┌─ Material for this task

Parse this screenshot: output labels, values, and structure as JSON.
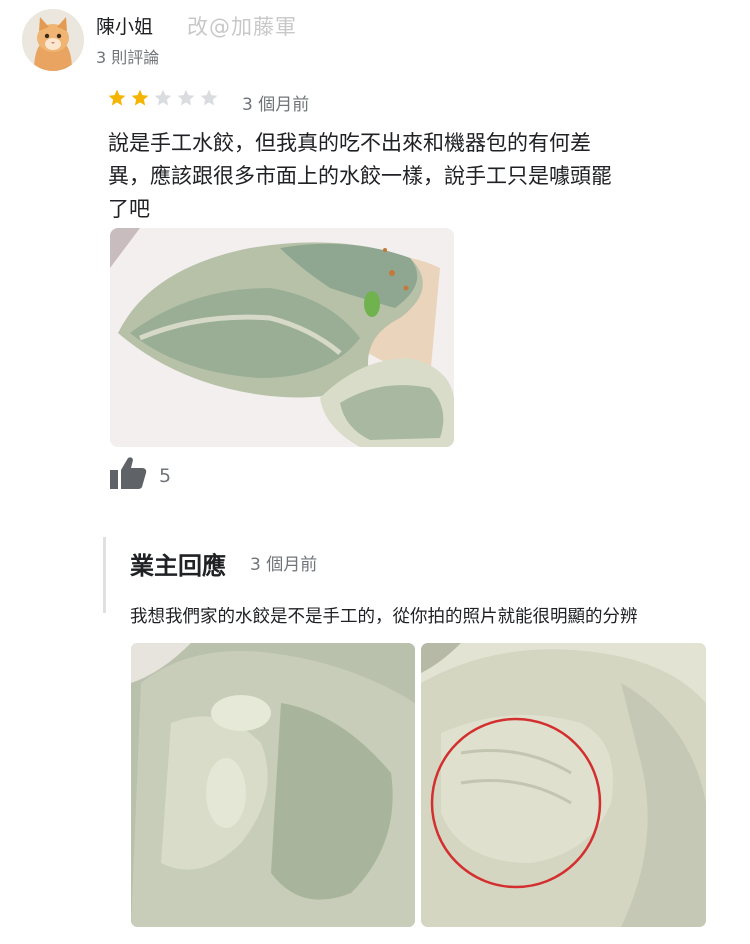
{
  "review": {
    "reviewer_name": "陳小姐",
    "watermark": "改@加藤軍",
    "review_count": "3 則評論",
    "rating": 2,
    "rating_max": 5,
    "time": "3 個月前",
    "text": "說是手工水餃，但我真的吃不出來和機器包的有何差\n異，應該跟很多市面上的水餃一樣，說手工只是噱頭罷\n了吧",
    "like_count": "5"
  },
  "owner_response": {
    "title": "業主回應",
    "time": "3 個月前",
    "text": "我想我們家的水餃是不是手工的，從你拍的照片就能很明顯的分辨"
  },
  "colors": {
    "star_filled": "#f4b400",
    "star_empty": "#dadce0",
    "highlight_circle": "#d32f2f"
  },
  "icons": {
    "like": "thumbs-up-icon"
  }
}
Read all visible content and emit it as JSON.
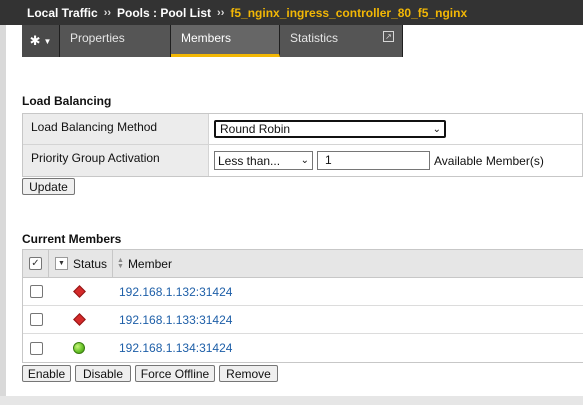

└─

### What is being asked
Retype all entries exactly as they appear, dropping the images.

### Complete output
Parse this screenshot: output labels, values, and structure as JSON.
{
  "review": {
    "reviewer_name": "陳小姐",
    "watermark": "改@加藤軍",
    "review_count": "3 則評論",
    "rating": 2,
    "rating_max": 5,
    "time": "3 個月前",
    "text": "說是手工水餃，但我真的吃不出來和機器包的有何差\n異，應該跟很多市面上的水餃一樣，說手工只是噱頭罷\n了吧",
    "like_count": "5"
  },
  "owner_response": {
    "title": "業主回應",
    "time": "3 個月前",
    "text": "我想我們家的水餃是不是手工的，從你拍的照片就能很明顯的分辨"
  },
  "colors": {
    "star_filled": "#f4b400",
    "star_empty": "#dadce0",
    "highlight_circle": "#d32f2f"
  },
  "icons": {
    "like": "thumbs-up-icon"
  }
}
Read all visible content and emit it as JSON.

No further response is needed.